## start PROVIDED ENTRIES

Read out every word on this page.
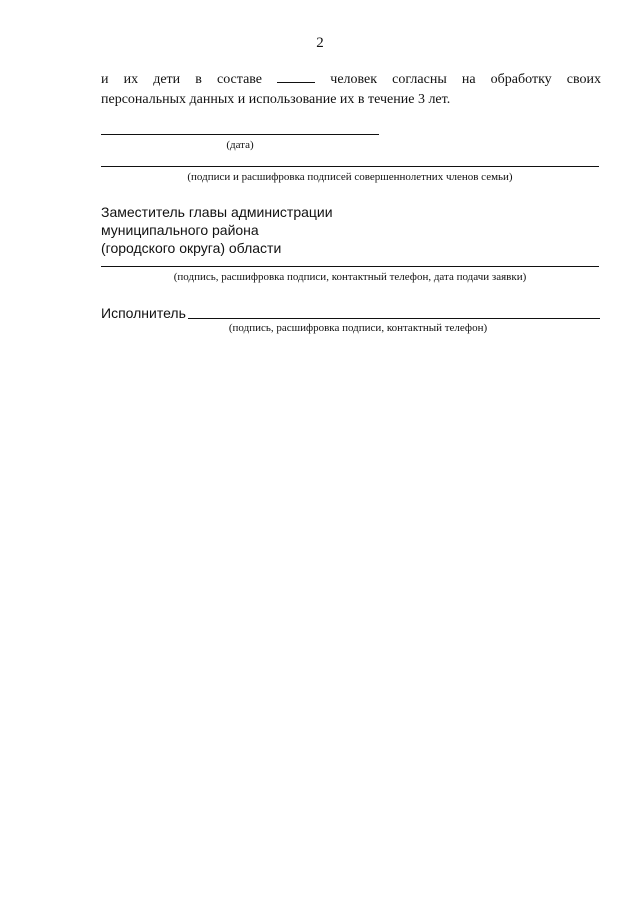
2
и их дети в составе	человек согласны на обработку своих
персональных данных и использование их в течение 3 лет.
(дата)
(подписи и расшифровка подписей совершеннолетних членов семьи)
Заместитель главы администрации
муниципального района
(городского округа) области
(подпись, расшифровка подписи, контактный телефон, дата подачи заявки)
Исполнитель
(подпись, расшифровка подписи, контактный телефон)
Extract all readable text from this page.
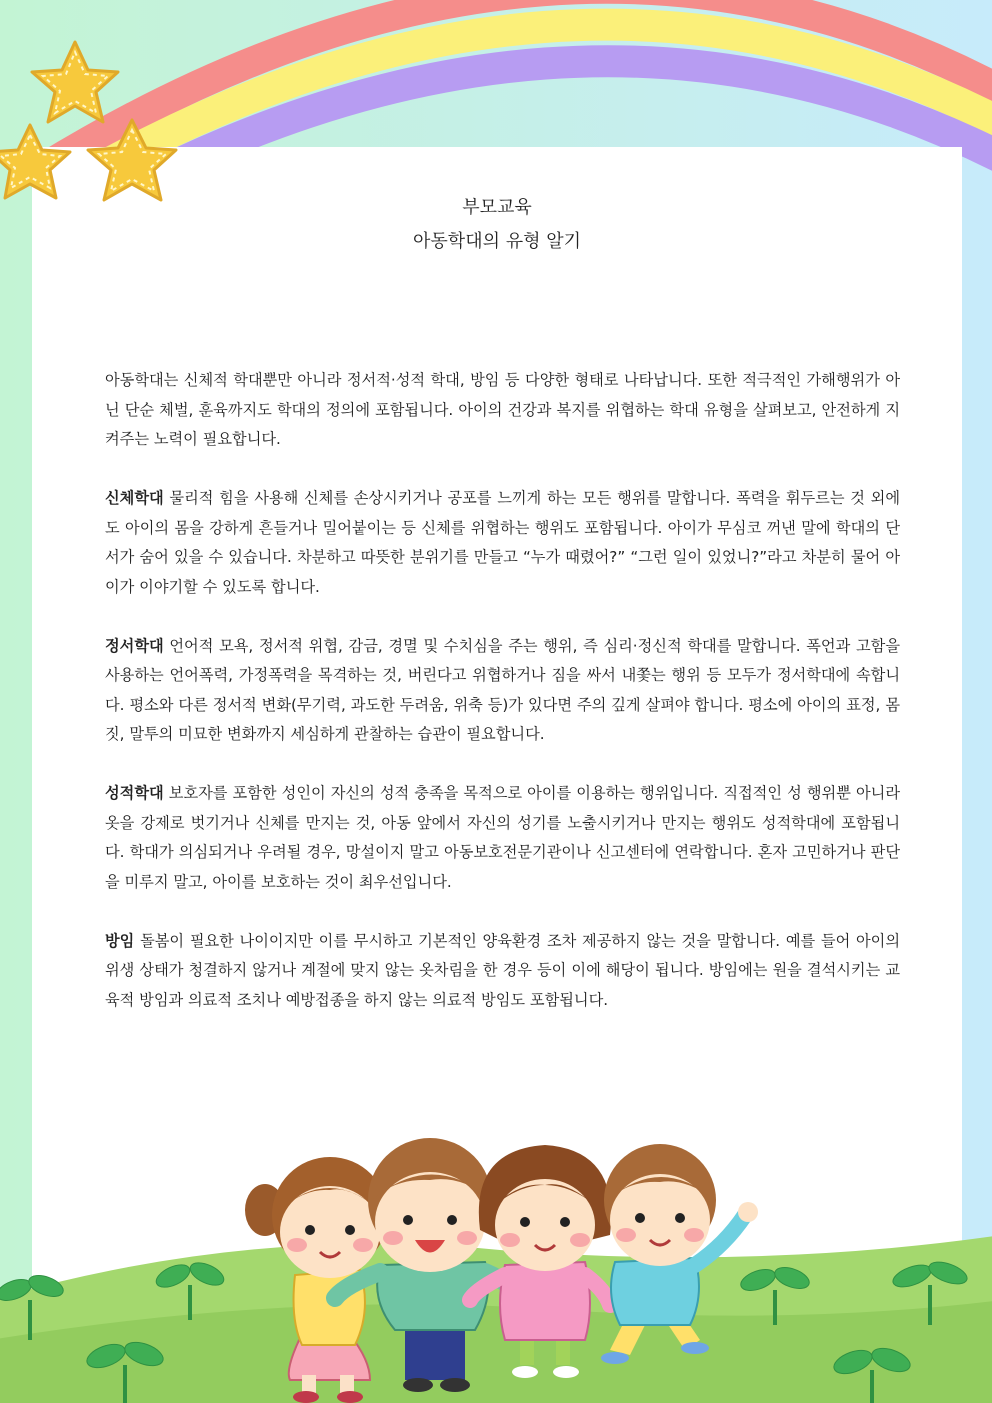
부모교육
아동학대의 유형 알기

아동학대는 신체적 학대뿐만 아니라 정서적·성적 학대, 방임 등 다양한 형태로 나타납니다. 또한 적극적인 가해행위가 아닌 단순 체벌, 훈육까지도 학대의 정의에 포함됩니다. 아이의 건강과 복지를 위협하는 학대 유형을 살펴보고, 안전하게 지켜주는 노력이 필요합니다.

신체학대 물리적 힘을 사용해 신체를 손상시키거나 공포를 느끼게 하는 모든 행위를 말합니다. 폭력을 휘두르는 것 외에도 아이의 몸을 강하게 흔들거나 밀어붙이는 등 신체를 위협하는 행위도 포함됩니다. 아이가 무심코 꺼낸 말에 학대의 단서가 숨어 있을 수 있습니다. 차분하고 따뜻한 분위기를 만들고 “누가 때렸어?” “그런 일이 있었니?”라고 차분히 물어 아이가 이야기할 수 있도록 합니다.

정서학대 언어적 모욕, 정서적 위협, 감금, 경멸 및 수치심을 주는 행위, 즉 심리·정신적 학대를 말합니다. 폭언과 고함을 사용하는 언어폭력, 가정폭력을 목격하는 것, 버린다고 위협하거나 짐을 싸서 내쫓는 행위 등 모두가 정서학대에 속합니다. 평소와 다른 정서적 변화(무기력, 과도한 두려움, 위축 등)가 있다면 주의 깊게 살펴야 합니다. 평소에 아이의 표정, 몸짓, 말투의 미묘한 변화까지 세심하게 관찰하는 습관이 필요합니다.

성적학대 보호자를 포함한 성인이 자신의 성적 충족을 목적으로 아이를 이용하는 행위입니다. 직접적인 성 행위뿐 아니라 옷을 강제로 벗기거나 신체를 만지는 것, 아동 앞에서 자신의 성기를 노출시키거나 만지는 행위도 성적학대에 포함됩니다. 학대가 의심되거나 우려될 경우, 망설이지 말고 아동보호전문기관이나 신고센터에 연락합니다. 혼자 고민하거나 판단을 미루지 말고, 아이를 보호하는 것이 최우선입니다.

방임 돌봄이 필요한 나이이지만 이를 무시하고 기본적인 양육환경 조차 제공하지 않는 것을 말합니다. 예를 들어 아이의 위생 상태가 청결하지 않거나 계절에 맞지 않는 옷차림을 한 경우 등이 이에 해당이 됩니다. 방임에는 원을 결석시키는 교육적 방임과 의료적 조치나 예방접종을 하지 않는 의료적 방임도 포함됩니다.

## end PROVIDED ENTRIES
## start PROVIDED ENTRIES

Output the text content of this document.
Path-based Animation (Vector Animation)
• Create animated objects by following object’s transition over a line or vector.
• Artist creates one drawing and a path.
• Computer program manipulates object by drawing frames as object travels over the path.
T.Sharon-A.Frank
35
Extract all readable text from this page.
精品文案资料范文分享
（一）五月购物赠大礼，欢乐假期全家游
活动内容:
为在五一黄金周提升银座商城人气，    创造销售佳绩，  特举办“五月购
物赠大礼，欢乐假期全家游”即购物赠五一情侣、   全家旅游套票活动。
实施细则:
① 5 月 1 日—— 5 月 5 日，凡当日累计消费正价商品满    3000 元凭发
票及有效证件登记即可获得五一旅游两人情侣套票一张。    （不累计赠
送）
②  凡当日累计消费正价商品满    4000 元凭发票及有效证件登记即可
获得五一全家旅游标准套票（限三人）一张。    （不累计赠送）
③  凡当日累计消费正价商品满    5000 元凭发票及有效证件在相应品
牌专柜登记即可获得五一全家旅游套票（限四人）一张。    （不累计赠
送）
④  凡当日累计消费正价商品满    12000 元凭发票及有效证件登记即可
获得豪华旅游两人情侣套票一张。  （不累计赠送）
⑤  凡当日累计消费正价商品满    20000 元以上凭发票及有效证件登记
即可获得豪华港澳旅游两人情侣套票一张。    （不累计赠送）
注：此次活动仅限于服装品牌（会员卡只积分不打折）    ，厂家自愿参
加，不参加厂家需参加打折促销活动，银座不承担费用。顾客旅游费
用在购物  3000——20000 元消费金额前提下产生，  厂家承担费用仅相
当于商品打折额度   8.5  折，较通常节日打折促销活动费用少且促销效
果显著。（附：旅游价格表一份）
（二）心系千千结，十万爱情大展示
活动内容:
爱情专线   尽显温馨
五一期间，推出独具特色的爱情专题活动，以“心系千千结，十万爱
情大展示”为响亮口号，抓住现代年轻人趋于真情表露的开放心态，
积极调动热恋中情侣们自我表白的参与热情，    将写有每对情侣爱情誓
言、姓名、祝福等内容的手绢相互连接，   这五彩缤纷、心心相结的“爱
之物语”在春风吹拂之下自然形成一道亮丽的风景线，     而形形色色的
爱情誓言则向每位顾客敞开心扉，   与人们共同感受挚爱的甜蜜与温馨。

## end PROVIDED ENTRIES

Looking at the material above, count the lines containing the string "欢乐假期全家游" and reply with the count alone.

### TASK RESPONSE
2